■ **EXERCISE BRIEF**:
Gather every line of the entries that includes the word "store".

■ **INPUT MATERIAL**:
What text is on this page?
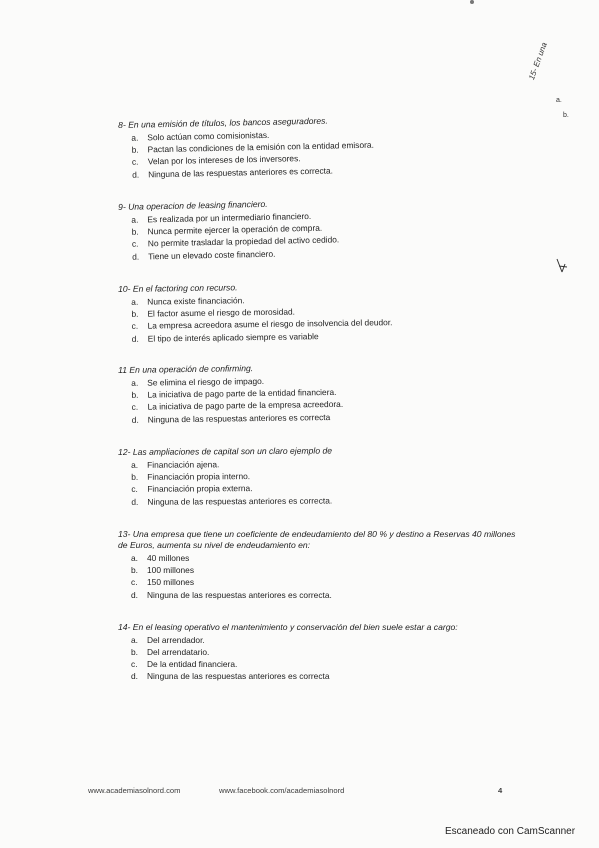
15- En una
a.
b.
8- En una emisión de títulos, los bancos aseguradores.
a. Solo actúan como comisionistas.
b. Pactan las condiciones de la emisión con la entidad emisora.
c. Velan por los intereses de los inversores.
d. Ninguna de las respuestas anteriores es correcta.
9- Una operacion de leasing financiero.
a. Es realizada por un intermediario financiero.
b. Nunca permite ejercer la operación de compra.
c. No permite trasladar la propiedad del activo cedido.
d. Tiene un elevado coste financiero.
10- En el factoring con recurso.
a. Nunca existe financiación.
b. El factor asume el riesgo de morosidad.
c. La empresa acreedora asume el riesgo de insolvencia del deudor.
d. El tipo de interés aplicado siempre es variable
11 En una operación de confirming.
a. Se elimina el riesgo de impago.
b. La iniciativa de pago parte de la entidad financiera.
c. La iniciativa de pago parte de la empresa acreedora.
d. Ninguna de las respuestas anteriores es correcta
12- Las ampliaciones de capital son un claro ejemplo de
a. Financiación ajena.
b. Financiación propia interno.
c. Financiación propia externa.
d. Ninguna de las respuestas anteriores es correcta.
13- Una empresa que tiene un coeficiente de endeudamiento del 80 % y destino a Reservas 40 millones de Euros, aumenta su nivel de endeudamiento en:
a. 40 millones
b. 100 millones
c. 150 millones
d. Ninguna de las respuestas anteriores es correcta.
14- En el leasing operativo el mantenimiento y conservación del bien suele estar a cargo:
a. Del arrendador.
b. Del arrendatario.
c. De la entidad financiera.
d. Ninguna de las respuestas anteriores es correcta
www.academiasolnord.com	www.facebook.com/academiasolnord	4
Escaneado con CamScanner
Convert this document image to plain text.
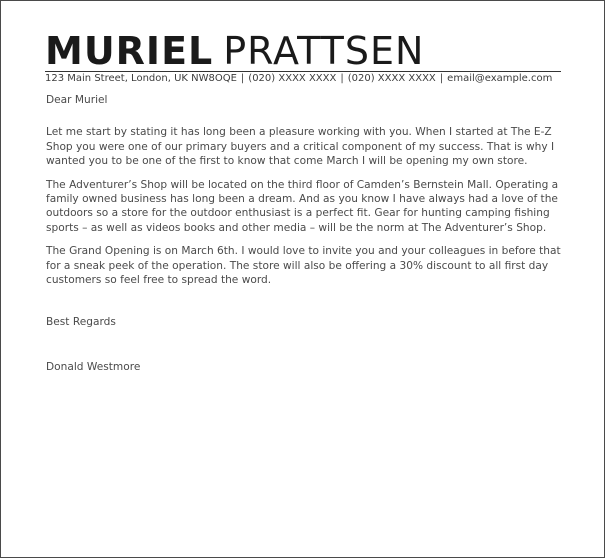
MURIEL PRATTSEN
123 Main Street, London, UK NW8OQE | (020) XXXX XXXX | (020) XXXX XXXX | email@example.com

Dear Muriel

Let me start by stating it has long been a pleasure working with you. When I started at The E-Z Shop you were one of our primary buyers and a critical component of my success. That is why I wanted you to be one of the first to know that come March I will be opening my own store.

The Adventurer’s Shop will be located on the third floor of Camden’s Bernstein Mall. Operating a family owned business has long been a dream. And as you know I have always had a love of the outdoors so a store for the outdoor enthusiast is a perfect fit. Gear for hunting camping fishing sports – as well as videos books and other media – will be the norm at The Adventurer’s Shop.

The Grand Opening is on March 6th. I would love to invite you and your colleagues in before that for a sneak peek of the operation. The store will also be offering a 30% discount to all first day customers so feel free to spread the word.

Best Regards

Donald Westmore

■ **CORRECT RESPONSE**:
Let me start by stating it has long been a pleasure working with you. When I started at The E-Z Shop you were one of our primary buyers and a critical component of my success. That is why I wanted you to be one of the first to know that come March I will be opening my own store.
The Adventurer’s Shop will be located on the third floor of Camden’s Bernstein Mall. Operating a family owned business has long been a dream. And as you know I have always had a love of the outdoors so a store for the outdoor enthusiast is a perfect fit. Gear for hunting camping fishing sports – as well as videos books and other media – will be the norm at The Adventurer’s Shop.
The Grand Opening is on March 6th. I would love to invite you and your colleagues in before that for a sneak peek of the operation. The store will also be offering a 30% discount to all first day customers so feel free to spread the word.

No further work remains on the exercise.